## GIVEN TASK
It is required that all of the data be written out exactly.
──────── DATASET EXCERPTS
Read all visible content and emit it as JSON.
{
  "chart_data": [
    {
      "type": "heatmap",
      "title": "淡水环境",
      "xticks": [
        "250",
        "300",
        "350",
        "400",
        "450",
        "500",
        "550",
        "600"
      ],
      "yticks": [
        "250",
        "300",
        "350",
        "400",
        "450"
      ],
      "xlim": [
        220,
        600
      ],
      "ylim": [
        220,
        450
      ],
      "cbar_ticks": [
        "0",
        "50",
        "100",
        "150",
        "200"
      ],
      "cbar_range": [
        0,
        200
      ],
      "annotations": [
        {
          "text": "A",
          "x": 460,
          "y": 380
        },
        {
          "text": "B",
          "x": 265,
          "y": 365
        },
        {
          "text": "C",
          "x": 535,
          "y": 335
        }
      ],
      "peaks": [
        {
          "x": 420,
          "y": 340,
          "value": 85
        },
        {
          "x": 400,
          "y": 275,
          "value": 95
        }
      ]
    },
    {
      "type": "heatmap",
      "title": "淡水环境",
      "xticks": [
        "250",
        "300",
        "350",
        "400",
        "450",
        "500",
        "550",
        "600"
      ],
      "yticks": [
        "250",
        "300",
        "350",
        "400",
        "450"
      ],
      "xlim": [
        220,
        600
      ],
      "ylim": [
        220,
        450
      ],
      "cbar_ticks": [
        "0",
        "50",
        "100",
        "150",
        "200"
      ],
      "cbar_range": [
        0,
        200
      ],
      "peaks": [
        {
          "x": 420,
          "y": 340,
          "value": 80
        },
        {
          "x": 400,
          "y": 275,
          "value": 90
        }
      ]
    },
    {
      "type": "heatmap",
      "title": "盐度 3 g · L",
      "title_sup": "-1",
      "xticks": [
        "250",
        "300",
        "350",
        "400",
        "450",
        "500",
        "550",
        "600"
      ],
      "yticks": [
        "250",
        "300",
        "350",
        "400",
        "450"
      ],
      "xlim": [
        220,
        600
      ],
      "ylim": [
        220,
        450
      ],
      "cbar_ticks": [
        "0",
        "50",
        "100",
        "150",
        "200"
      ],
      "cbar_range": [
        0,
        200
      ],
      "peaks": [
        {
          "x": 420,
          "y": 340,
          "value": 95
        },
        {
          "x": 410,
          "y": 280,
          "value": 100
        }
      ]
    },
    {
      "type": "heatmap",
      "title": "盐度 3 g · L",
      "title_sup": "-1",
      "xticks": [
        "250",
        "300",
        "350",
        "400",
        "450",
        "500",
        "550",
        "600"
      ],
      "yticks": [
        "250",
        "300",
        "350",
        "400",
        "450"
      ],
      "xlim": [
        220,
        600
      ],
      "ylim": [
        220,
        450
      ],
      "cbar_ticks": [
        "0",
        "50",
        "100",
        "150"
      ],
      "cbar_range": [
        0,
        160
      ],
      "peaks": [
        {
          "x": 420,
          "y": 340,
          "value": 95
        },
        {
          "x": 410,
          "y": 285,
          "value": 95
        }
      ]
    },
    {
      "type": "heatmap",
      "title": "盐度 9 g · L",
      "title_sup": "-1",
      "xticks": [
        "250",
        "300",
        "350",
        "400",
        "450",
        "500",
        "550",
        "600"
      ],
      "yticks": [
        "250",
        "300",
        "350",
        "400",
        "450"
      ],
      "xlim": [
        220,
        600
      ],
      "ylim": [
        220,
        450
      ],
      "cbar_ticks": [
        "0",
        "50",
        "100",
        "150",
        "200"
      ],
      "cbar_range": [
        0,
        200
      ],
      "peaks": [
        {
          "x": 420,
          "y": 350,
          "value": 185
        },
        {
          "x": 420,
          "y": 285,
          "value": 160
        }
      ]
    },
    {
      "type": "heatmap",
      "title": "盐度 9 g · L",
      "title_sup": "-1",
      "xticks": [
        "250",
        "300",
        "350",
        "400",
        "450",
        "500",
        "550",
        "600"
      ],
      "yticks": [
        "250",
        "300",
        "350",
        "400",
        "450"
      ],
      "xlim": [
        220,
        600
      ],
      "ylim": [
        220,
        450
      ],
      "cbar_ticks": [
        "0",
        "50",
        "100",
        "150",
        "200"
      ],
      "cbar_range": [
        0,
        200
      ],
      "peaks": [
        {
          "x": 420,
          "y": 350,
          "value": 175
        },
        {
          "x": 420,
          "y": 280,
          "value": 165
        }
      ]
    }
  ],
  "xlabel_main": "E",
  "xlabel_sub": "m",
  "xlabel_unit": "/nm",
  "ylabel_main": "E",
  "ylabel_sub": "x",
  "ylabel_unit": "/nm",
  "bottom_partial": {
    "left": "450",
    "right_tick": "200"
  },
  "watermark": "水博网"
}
────────────────
## SOLUTION
Read all visible content and emit it as JSON.
{
  "chart_data": [
    {
      "type": "heatmap",
      "title": "淡水环境",
      "xticks": [
        "250",
        "300",
        "350",
        "400",
        "450",
        "500",
        "550",
        "600"
      ],
      "yticks": [
        "250",
        "300",
        "350",
        "400",
        "450"
      ],
      "xlim": [
        220,
        600
      ],
      "ylim": [
        220,
        450
      ],
      "cbar_ticks": [
        "0",
        "50",
        "100",
        "150",
        "200"
      ],
      "cbar_range": [
        0,
        200
      ],
      "annotations": [
        {
          "text": "A",
          "x": 460,
          "y": 380
        },
        {
          "text": "B",
          "x": 265,
          "y": 365
        },
        {
          "text": "C",
          "x": 535,
          "y": 335
        }
      ],
      "peaks": [
        {
          "x": 420,
          "y": 340,
          "value": 85
        },
        {
          "x": 400,
          "y": 275,
          "value": 95
        }
      ]
    },
    {
      "type": "heatmap",
      "title": "淡水环境",
      "xticks": [
        "250",
        "300",
        "350",
        "400",
        "450",
        "500",
        "550",
        "600"
      ],
      "yticks": [
        "250",
        "300",
        "350",
        "400",
        "450"
      ],
      "xlim": [
        220,
        600
      ],
      "ylim": [
        220,
        450
      ],
      "cbar_ticks": [
        "0",
        "50",
        "100",
        "150",
        "200"
      ],
      "cbar_range": [
        0,
        200
      ],
      "peaks": [
        {
          "x": 420,
          "y": 340,
          "value": 80
        },
        {
          "x": 400,
          "y": 275,
          "value": 90
        }
      ]
    },
    {
      "type": "heatmap",
      "title": "盐度 3 g · L",
      "title_sup": "-1",
      "xticks": [
        "250",
        "300",
        "350",
        "400",
        "450",
        "500",
        "550",
        "600"
      ],
      "yticks": [
        "250",
        "300",
        "350",
        "400",
        "450"
      ],
      "xlim": [
        220,
        600
      ],
      "ylim": [
        220,
        450
      ],
      "cbar_ticks": [
        "0",
        "50",
        "100",
        "150",
        "200"
      ],
      "cbar_range": [
        0,
        200
      ],
      "peaks": [
        {
          "x": 420,
          "y": 340,
          "value": 95
        },
        {
          "x": 410,
          "y": 280,
          "value": 100
        }
      ]
    },
    {
      "type": "heatmap",
      "title": "盐度 3 g · L",
      "title_sup": "-1",
      "xticks": [
        "250",
        "300",
        "350",
        "400",
        "450",
        "500",
        "550",
        "600"
      ],
      "yticks": [
        "250",
        "300",
        "350",
        "400",
        "450"
      ],
      "xlim": [
        220,
        600
      ],
      "ylim": [
        220,
        450
      ],
      "cbar_ticks": [
        "0",
        "50",
        "100",
        "150"
      ],
      "cbar_range": [
        0,
        160
      ],
      "peaks": [
        {
          "x": 420,
          "y": 340,
          "value": 95
        },
        {
          "x": 410,
          "y": 285,
          "value": 95
        }
      ]
    },
    {
      "type": "heatmap",
      "title": "盐度 9 g · L",
      "title_sup": "-1",
      "xticks": [
        "250",
        "300",
        "350",
        "400",
        "450",
        "500",
        "550",
        "600"
      ],
      "yticks": [
        "250",
        "300",
        "350",
        "400",
        "450"
      ],
      "xlim": [
        220,
        600
      ],
      "ylim": [
        220,
        450
      ],
      "cbar_ticks": [
        "0",
        "50",
        "100",
        "150",
        "200"
      ],
      "cbar_range": [
        0,
        200
      ],
      "peaks": [
        {
          "x": 420,
          "y": 350,
          "value": 185
        },
        {
          "x": 420,
          "y": 285,
          "value": 160
        }
      ]
    },
    {
      "type": "heatmap",
      "title": "盐度 9 g · L",
      "title_sup": "-1",
      "xticks": [
        "250",
        "300",
        "350",
        "400",
        "450",
        "500",
        "550",
        "600"
      ],
      "yticks": [
        "250",
        "300",
        "350",
        "400",
        "450"
      ],
      "xlim": [
        220,
        600
      ],
      "ylim": [
        220,
        450
      ],
      "cbar_ticks": [
        "0",
        "50",
        "100",
        "150",
        "200"
      ],
      "cbar_range": [
        0,
        200
      ],
      "peaks": [
        {
          "x": 420,
          "y": 350,
          "value": 175
        },
        {
          "x": 420,
          "y": 280,
          "value": 165
        }
      ]
    }
  ],
  "xlabel_main": "E",
  "xlabel_sub": "m",
  "xlabel_unit": "/nm",
  "ylabel_main": "E",
  "ylabel_sub": "x",
  "ylabel_unit": "/nm",
  "bottom_partial": {
    "left": "450",
    "right_tick": "200"
  },
  "watermark": "水博网"
}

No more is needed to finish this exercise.